EXERCISE GOAL: Restate the whole of the material. Keep every word, and drop the pictures.

Dataset entries:
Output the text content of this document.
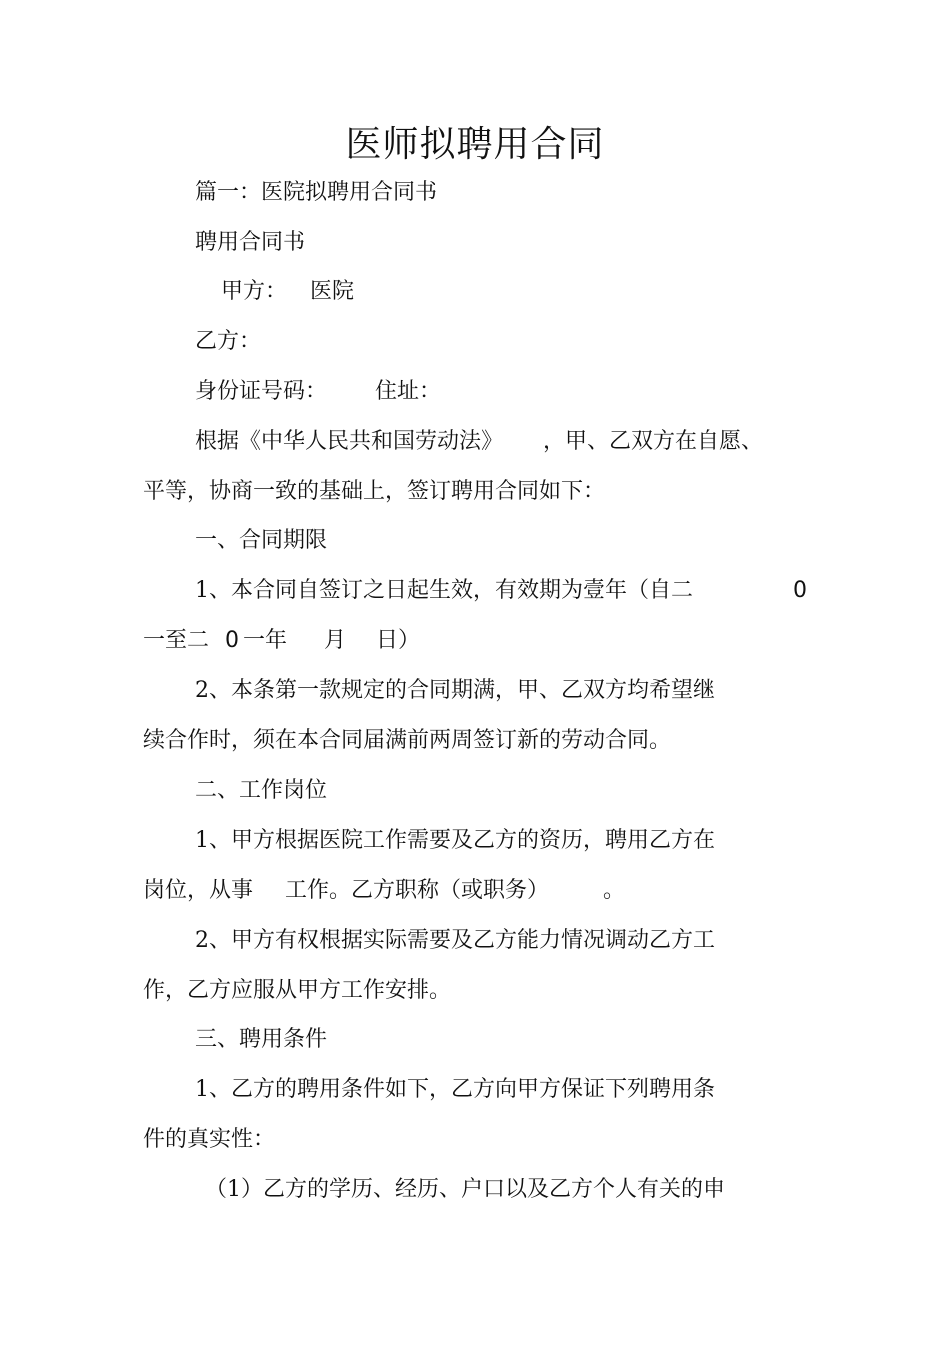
医师拟聘用合同
篇一：医院拟聘用合同书
聘用合同书
甲方： 医院
乙方：
身份证号码： 住址：
根据《中华人民共和国劳动法》 ，甲、乙双方在自愿、
平等，协商一致的基础上，签订聘用合同如下：
一、合同期限
1、本合同自签订之日起生效，有效期为壹年（自二	0
一至二 0 一年 月 日）
2、本条第一款规定的合同期满，甲、乙双方均希望继
续合作时，须在本合同届满前两周签订新的劳动合同。
二、工作岗位
1、甲方根据医院工作需要及乙方的资历，聘用乙方在
岗位，从事 工作。乙方职称（或职务） 。
2、甲方有权根据实际需要及乙方能力情况调动乙方工
作，乙方应服从甲方工作安排。
三、聘用条件
1、乙方的聘用条件如下，乙方向甲方保证下列聘用条
件的真实性：
（1）乙方的学历、经历、户口以及乙方个人有关的申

EXERCISE RESULT:
Output the text content of this document.
医师拟聘用合同
篇一：医院拟聘用合同书
聘用合同书
甲方： 医院
乙方：
身份证号码： 住址：
根据《中华人民共和国劳动法》 ，甲、乙双方在自愿、
平等，协商一致的基础上，签订聘用合同如下：
一、合同期限
1、本合同自签订之日起生效，有效期为壹年（自二	0
一至二 0 一年 月 日）
2、本条第一款规定的合同期满，甲、乙双方均希望继
续合作时，须在本合同届满前两周签订新的劳动合同。
二、工作岗位
1、甲方根据医院工作需要及乙方的资历，聘用乙方在
岗位，从事 工作。乙方职称（或职务） 。
2、甲方有权根据实际需要及乙方能力情况调动乙方工
作，乙方应服从甲方工作安排。
三、聘用条件
1、乙方的聘用条件如下，乙方向甲方保证下列聘用条
件的真实性：
（1）乙方的学历、经历、户口以及乙方个人有关的申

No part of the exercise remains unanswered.